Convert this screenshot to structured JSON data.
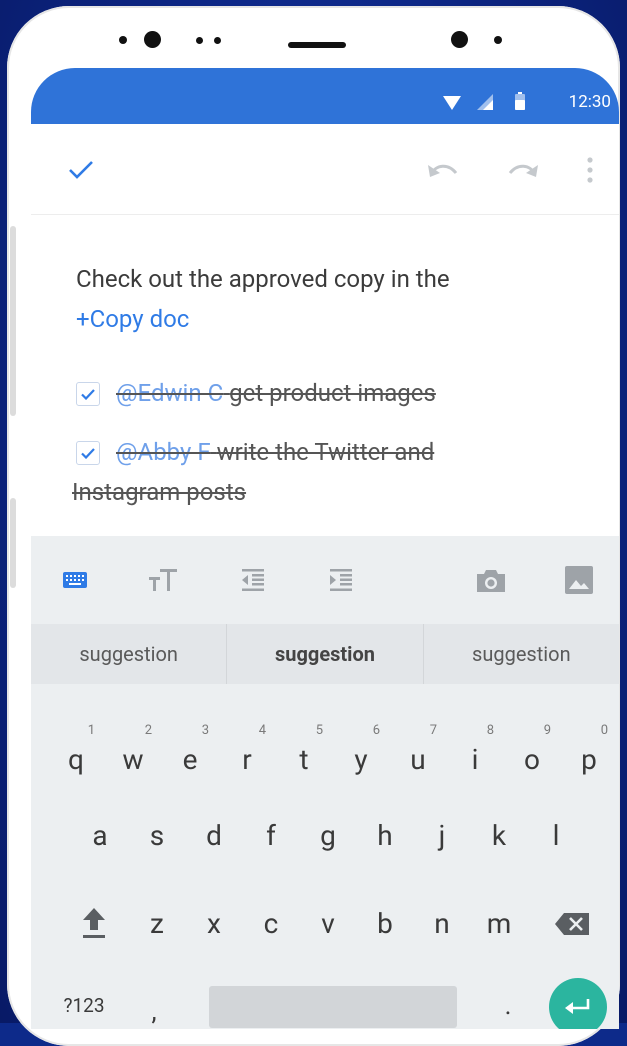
{
  "status_bar": {
    "time": "12:30"
  },
  "app_bar": {
    "done_icon": "check-icon",
    "undo_icon": "undo-icon",
    "redo_icon": "redo-icon",
    "more_icon": "more-vert-icon"
  },
  "note": {
    "text": "Check out the approved copy in the",
    "link": "+Copy doc",
    "tasks": [
      {
        "checked": true,
        "mention": "@Edwin C",
        "text": "get product images"
      },
      {
        "checked": true,
        "mention": "@Abby F",
        "text": "write the Twitter and",
        "text_cont": "Instagram posts"
      }
    ]
  },
  "keyboard": {
    "toolbar_icons": [
      "keyboard-icon",
      "text-size-icon",
      "outdent-icon",
      "indent-icon",
      "camera-icon",
      "image-icon"
    ],
    "suggestions": [
      "suggestion",
      "suggestion",
      "suggestion"
    ],
    "row1": [
      "q",
      "w",
      "e",
      "r",
      "t",
      "y",
      "u",
      "i",
      "o",
      "p"
    ],
    "row1_hints": [
      "1",
      "2",
      "3",
      "4",
      "5",
      "6",
      "7",
      "8",
      "9",
      "0"
    ],
    "row2": [
      "a",
      "s",
      "d",
      "f",
      "g",
      "h",
      "j",
      "k",
      "l"
    ],
    "row3": [
      "z",
      "x",
      "c",
      "v",
      "b",
      "n",
      "m"
    ],
    "symbols_key": "?123",
    "comma_key": ",",
    "period_key": "."
  },
  "colors": {
    "background": "#0d2a8a",
    "status_bar": "#2f73d8",
    "accent": "#2f7be6",
    "enter_key": "#2bb59f"
  }
}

### [Task to carry out]
Reproduce each entry precisely, dropping only the pictures.

### [Output of the exercise]
Convert this screenshot to structured JSON data.
{
  "status_bar": {
    "time": "12:30"
  },
  "app_bar": {
    "done_icon": "check-icon",
    "undo_icon": "undo-icon",
    "redo_icon": "redo-icon",
    "more_icon": "more-vert-icon"
  },
  "note": {
    "text": "Check out the approved copy in the",
    "link": "+Copy doc",
    "tasks": [
      {
        "checked": true,
        "mention": "@Edwin C",
        "text": "get product images"
      },
      {
        "checked": true,
        "mention": "@Abby F",
        "text": "write the Twitter and",
        "text_cont": "Instagram posts"
      }
    ]
  },
  "keyboard": {
    "toolbar_icons": [
      "keyboard-icon",
      "text-size-icon",
      "outdent-icon",
      "indent-icon",
      "camera-icon",
      "image-icon"
    ],
    "suggestions": [
      "suggestion",
      "suggestion",
      "suggestion"
    ],
    "row1": [
      "q",
      "w",
      "e",
      "r",
      "t",
      "y",
      "u",
      "i",
      "o",
      "p"
    ],
    "row1_hints": [
      "1",
      "2",
      "3",
      "4",
      "5",
      "6",
      "7",
      "8",
      "9",
      "0"
    ],
    "row2": [
      "a",
      "s",
      "d",
      "f",
      "g",
      "h",
      "j",
      "k",
      "l"
    ],
    "row3": [
      "z",
      "x",
      "c",
      "v",
      "b",
      "n",
      "m"
    ],
    "symbols_key": "?123",
    "comma_key": ",",
    "period_key": "."
  },
  "colors": {
    "background": "#0d2a8a",
    "status_bar": "#2f73d8",
    "accent": "#2f7be6",
    "enter_key": "#2bb59f"
  }
}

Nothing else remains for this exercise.